Can you print every record below exactly as written?

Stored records
——————
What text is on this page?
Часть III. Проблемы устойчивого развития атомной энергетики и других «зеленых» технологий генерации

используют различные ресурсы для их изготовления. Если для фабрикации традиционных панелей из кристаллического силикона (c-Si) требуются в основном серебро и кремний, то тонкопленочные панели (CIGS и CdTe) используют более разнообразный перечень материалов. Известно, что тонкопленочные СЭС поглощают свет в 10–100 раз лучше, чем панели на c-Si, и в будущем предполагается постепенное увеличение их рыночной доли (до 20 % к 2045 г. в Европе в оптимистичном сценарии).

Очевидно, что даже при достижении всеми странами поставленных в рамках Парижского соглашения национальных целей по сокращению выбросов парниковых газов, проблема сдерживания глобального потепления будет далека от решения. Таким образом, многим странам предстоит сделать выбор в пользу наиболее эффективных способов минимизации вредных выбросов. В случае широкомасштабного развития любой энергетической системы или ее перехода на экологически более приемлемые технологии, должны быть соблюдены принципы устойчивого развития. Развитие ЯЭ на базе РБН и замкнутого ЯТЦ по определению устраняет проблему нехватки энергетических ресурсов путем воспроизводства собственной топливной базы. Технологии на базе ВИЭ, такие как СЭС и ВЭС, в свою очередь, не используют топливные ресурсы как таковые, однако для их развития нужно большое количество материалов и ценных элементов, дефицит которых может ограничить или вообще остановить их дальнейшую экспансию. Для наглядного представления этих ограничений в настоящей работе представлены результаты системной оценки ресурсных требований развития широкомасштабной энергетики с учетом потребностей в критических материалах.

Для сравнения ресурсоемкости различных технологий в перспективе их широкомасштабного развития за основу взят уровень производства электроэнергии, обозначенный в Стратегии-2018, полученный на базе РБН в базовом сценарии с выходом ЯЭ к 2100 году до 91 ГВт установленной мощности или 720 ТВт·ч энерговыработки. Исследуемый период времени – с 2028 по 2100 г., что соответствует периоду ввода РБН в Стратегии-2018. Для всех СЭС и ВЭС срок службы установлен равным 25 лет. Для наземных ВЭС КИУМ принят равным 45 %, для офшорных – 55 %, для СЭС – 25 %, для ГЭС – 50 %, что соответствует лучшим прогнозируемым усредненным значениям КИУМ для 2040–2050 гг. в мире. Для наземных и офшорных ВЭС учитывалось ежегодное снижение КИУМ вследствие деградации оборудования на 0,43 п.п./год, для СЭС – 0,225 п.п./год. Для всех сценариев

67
——————
→ Solution below:
What text is on this page?
Часть III. Проблемы устойчивого развития атомной энергетики и других «зеленых» технологий генерации

используют различные ресурсы для их изготовления. Если для фабрикации традиционных панелей из кристаллического силикона (c-Si) требуются в основном серебро и кремний, то тонкопленочные панели (CIGS и CdTe) используют более разнообразный перечень материалов. Известно, что тонкопленочные СЭС поглощают свет в 10–100 раз лучше, чем панели на c-Si, и в будущем предполагается постепенное увеличение их рыночной доли (до 20 % к 2045 г. в Европе в оптимистичном сценарии).

Очевидно, что даже при достижении всеми странами поставленных в рамках Парижского соглашения национальных целей по сокращению выбросов парниковых газов, проблема сдерживания глобального потепления будет далека от решения. Таким образом, многим странам предстоит сделать выбор в пользу наиболее эффективных способов минимизации вредных выбросов. В случае широкомасштабного развития любой энергетической системы или ее перехода на экологически более приемлемые технологии, должны быть соблюдены принципы устойчивого развития. Развитие ЯЭ на базе РБН и замкнутого ЯТЦ по определению устраняет проблему нехватки энергетических ресурсов путем воспроизводства собственной топливной базы. Технологии на базе ВИЭ, такие как СЭС и ВЭС, в свою очередь, не используют топливные ресурсы как таковые, однако для их развития нужно большое количество материалов и ценных элементов, дефицит которых может ограничить или вообще остановить их дальнейшую экспансию. Для наглядного представления этих ограничений в настоящей работе представлены результаты системной оценки ресурсных требований развития широкомасштабной энергетики с учетом потребностей в критических материалах.

Для сравнения ресурсоемкости различных технологий в перспективе их широкомасштабного развития за основу взят уровень производства электроэнергии, обозначенный в Стратегии-2018, полученный на базе РБН в базовом сценарии с выходом ЯЭ к 2100 году до 91 ГВт установленной мощности или 720 ТВт·ч энерговыработки. Исследуемый период времени – с 2028 по 2100 г., что соответствует периоду ввода РБН в Стратегии-2018. Для всех СЭС и ВЭС срок службы установлен равным 25 лет. Для наземных ВЭС КИУМ принят равным 45 %, для офшорных – 55 %, для СЭС – 25 %, для ГЭС – 50 %, что соответствует лучшим прогнозируемым усредненным значениям КИУМ для 2040–2050 гг. в мире. Для наземных и офшорных ВЭС учитывалось ежегодное снижение КИУМ вследствие деградации оборудования на 0,43 п.п./год, для СЭС – 0,225 п.п./год. Для всех сценариев

67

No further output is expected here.